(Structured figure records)
— BEGIN —
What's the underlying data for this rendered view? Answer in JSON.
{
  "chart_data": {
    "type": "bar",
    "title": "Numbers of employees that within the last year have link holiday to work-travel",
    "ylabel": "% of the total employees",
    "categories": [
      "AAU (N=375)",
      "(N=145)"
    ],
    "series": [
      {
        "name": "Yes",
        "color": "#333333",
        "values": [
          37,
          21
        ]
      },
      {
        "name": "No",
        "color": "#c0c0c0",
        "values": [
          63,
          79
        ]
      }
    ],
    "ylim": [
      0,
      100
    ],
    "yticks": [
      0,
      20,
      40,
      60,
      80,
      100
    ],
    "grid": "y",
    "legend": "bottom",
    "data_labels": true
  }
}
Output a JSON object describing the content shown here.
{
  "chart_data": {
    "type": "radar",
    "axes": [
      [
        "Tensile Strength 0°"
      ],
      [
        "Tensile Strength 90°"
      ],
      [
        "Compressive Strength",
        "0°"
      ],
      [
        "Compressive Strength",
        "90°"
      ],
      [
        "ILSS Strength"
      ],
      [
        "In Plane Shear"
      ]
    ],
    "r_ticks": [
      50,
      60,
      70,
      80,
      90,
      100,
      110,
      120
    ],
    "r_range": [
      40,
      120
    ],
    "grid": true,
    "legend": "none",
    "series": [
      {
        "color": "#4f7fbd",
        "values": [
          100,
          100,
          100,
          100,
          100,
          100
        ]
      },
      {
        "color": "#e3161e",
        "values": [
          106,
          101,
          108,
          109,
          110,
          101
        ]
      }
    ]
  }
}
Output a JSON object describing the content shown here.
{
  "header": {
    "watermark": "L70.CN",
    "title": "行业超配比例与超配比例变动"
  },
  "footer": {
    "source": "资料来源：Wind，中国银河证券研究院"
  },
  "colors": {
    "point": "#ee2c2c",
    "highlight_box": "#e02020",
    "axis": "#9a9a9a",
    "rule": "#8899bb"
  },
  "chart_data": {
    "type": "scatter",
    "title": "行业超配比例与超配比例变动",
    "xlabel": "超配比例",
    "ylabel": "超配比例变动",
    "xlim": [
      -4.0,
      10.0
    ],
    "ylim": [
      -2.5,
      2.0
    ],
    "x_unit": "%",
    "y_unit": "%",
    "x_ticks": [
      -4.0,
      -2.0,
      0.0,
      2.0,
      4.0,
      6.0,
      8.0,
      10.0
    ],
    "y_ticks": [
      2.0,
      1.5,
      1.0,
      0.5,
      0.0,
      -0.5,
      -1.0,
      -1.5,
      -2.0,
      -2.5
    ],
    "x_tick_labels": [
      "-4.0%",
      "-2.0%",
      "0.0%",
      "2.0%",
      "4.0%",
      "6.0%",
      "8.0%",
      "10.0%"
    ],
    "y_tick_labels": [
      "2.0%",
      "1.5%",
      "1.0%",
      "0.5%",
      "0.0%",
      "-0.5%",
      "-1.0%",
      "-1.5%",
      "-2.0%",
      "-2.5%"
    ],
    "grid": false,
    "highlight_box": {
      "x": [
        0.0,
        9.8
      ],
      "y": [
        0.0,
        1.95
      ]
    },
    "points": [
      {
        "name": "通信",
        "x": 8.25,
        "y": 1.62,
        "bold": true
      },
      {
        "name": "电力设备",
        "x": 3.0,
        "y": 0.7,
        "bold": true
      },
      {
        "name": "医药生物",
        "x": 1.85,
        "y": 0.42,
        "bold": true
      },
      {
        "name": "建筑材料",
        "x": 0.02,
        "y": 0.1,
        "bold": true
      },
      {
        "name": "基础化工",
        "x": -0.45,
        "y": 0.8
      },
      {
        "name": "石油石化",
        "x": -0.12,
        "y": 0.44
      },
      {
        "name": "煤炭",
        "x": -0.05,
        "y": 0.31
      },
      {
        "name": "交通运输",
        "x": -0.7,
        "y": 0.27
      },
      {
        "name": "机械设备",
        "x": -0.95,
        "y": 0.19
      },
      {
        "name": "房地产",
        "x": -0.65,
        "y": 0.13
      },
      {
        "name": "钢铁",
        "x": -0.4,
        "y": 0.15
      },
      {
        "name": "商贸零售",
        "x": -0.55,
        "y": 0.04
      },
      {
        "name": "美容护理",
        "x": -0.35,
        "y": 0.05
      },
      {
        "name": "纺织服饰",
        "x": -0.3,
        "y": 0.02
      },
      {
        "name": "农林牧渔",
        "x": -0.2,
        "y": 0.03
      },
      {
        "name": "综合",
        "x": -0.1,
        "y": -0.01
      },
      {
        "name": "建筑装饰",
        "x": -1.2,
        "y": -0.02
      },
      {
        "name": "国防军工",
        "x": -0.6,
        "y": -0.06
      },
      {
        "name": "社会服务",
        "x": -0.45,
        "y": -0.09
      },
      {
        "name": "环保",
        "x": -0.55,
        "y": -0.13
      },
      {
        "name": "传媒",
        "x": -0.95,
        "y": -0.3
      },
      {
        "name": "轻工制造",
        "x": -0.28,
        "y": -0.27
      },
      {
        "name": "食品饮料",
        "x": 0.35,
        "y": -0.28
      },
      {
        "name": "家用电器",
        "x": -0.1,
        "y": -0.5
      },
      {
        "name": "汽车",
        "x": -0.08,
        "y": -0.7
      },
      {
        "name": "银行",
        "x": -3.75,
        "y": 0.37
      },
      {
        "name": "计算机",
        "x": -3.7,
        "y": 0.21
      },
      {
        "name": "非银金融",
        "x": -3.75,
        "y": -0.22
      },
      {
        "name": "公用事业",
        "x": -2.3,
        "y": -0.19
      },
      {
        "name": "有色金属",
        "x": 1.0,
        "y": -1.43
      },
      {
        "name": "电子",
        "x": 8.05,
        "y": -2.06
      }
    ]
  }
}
— END —
TASK DETAILS
Restate the whole listing exactly.

TASK ANSWER
What's the underlying data for this rendered view? Answer in JSON.
{
  "chart_data": {
    "type": "bar",
    "title": "Numbers of employees that within the last year have link holiday to work-travel",
    "ylabel": "% of the total employees",
    "categories": [
      "AAU (N=375)",
      "(N=145)"
    ],
    "series": [
      {
        "name": "Yes",
        "color": "#333333",
        "values": [
          37,
          21
        ]
      },
      {
        "name": "No",
        "color": "#c0c0c0",
        "values": [
          63,
          79
        ]
      }
    ],
    "ylim": [
      0,
      100
    ],
    "yticks": [
      0,
      20,
      40,
      60,
      80,
      100
    ],
    "grid": "y",
    "legend": "bottom",
    "data_labels": true
  }
}
Output a JSON object describing the content shown here.
{
  "chart_data": {
    "type": "radar",
    "axes": [
      [
        "Tensile Strength 0°"
      ],
      [
        "Tensile Strength 90°"
      ],
      [
        "Compressive Strength",
        "0°"
      ],
      [
        "Compressive Strength",
        "90°"
      ],
      [
        "ILSS Strength"
      ],
      [
        "In Plane Shear"
      ]
    ],
    "r_ticks": [
      50,
      60,
      70,
      80,
      90,
      100,
      110,
      120
    ],
    "r_range": [
      40,
      120
    ],
    "grid": true,
    "legend": "none",
    "series": [
      {
        "color": "#4f7fbd",
        "values": [
          100,
          100,
          100,
          100,
          100,
          100
        ]
      },
      {
        "color": "#e3161e",
        "values": [
          106,
          101,
          108,
          109,
          110,
          101
        ]
      }
    ]
  }
}
Output a JSON object describing the content shown here.
{
  "header": {
    "watermark": "L70.CN",
    "title": "行业超配比例与超配比例变动"
  },
  "footer": {
    "source": "资料来源：Wind，中国银河证券研究院"
  },
  "colors": {
    "point": "#ee2c2c",
    "highlight_box": "#e02020",
    "axis": "#9a9a9a",
    "rule": "#8899bb"
  },
  "chart_data": {
    "type": "scatter",
    "title": "行业超配比例与超配比例变动",
    "xlabel": "超配比例",
    "ylabel": "超配比例变动",
    "xlim": [
      -4.0,
      10.0
    ],
    "ylim": [
      -2.5,
      2.0
    ],
    "x_unit": "%",
    "y_unit": "%",
    "x_ticks": [
      -4.0,
      -2.0,
      0.0,
      2.0,
      4.0,
      6.0,
      8.0,
      10.0
    ],
    "y_ticks": [
      2.0,
      1.5,
      1.0,
      0.5,
      0.0,
      -0.5,
      -1.0,
      -1.5,
      -2.0,
      -2.5
    ],
    "x_tick_labels": [
      "-4.0%",
      "-2.0%",
      "0.0%",
      "2.0%",
      "4.0%",
      "6.0%",
      "8.0%",
      "10.0%"
    ],
    "y_tick_labels": [
      "2.0%",
      "1.5%",
      "1.0%",
      "0.5%",
      "0.0%",
      "-0.5%",
      "-1.0%",
      "-1.5%",
      "-2.0%",
      "-2.5%"
    ],
    "grid": false,
    "highlight_box": {
      "x": [
        0.0,
        9.8
      ],
      "y": [
        0.0,
        1.95
      ]
    },
    "points": [
      {
        "name": "通信",
        "x": 8.25,
        "y": 1.62,
        "bold": true
      },
      {
        "name": "电力设备",
        "x": 3.0,
        "y": 0.7,
        "bold": true
      },
      {
        "name": "医药生物",
        "x": 1.85,
        "y": 0.42,
        "bold": true
      },
      {
        "name": "建筑材料",
        "x": 0.02,
        "y": 0.1,
        "bold": true
      },
      {
        "name": "基础化工",
        "x": -0.45,
        "y": 0.8
      },
      {
        "name": "石油石化",
        "x": -0.12,
        "y": 0.44
      },
      {
        "name": "煤炭",
        "x": -0.05,
        "y": 0.31
      },
      {
        "name": "交通运输",
        "x": -0.7,
        "y": 0.27
      },
      {
        "name": "机械设备",
        "x": -0.95,
        "y": 0.19
      },
      {
        "name": "房地产",
        "x": -0.65,
        "y": 0.13
      },
      {
        "name": "钢铁",
        "x": -0.4,
        "y": 0.15
      },
      {
        "name": "商贸零售",
        "x": -0.55,
        "y": 0.04
      },
      {
        "name": "美容护理",
        "x": -0.35,
        "y": 0.05
      },
      {
        "name": "纺织服饰",
        "x": -0.3,
        "y": 0.02
      },
      {
        "name": "农林牧渔",
        "x": -0.2,
        "y": 0.03
      },
      {
        "name": "综合",
        "x": -0.1,
        "y": -0.01
      },
      {
        "name": "建筑装饰",
        "x": -1.2,
        "y": -0.02
      },
      {
        "name": "国防军工",
        "x": -0.6,
        "y": -0.06
      },
      {
        "name": "社会服务",
        "x": -0.45,
        "y": -0.09
      },
      {
        "name": "环保",
        "x": -0.55,
        "y": -0.13
      },
      {
        "name": "传媒",
        "x": -0.95,
        "y": -0.3
      },
      {
        "name": "轻工制造",
        "x": -0.28,
        "y": -0.27
      },
      {
        "name": "食品饮料",
        "x": 0.35,
        "y": -0.28
      },
      {
        "name": "家用电器",
        "x": -0.1,
        "y": -0.5
      },
      {
        "name": "汽车",
        "x": -0.08,
        "y": -0.7
      },
      {
        "name": "银行",
        "x": -3.75,
        "y": 0.37
      },
      {
        "name": "计算机",
        "x": -3.7,
        "y": 0.21
      },
      {
        "name": "非银金融",
        "x": -3.75,
        "y": -0.22
      },
      {
        "name": "公用事业",
        "x": -2.3,
        "y": -0.19
      },
      {
        "name": "有色金属",
        "x": 1.0,
        "y": -1.43
      },
      {
        "name": "电子",
        "x": 8.05,
        "y": -2.06
      }
    ]
  }
}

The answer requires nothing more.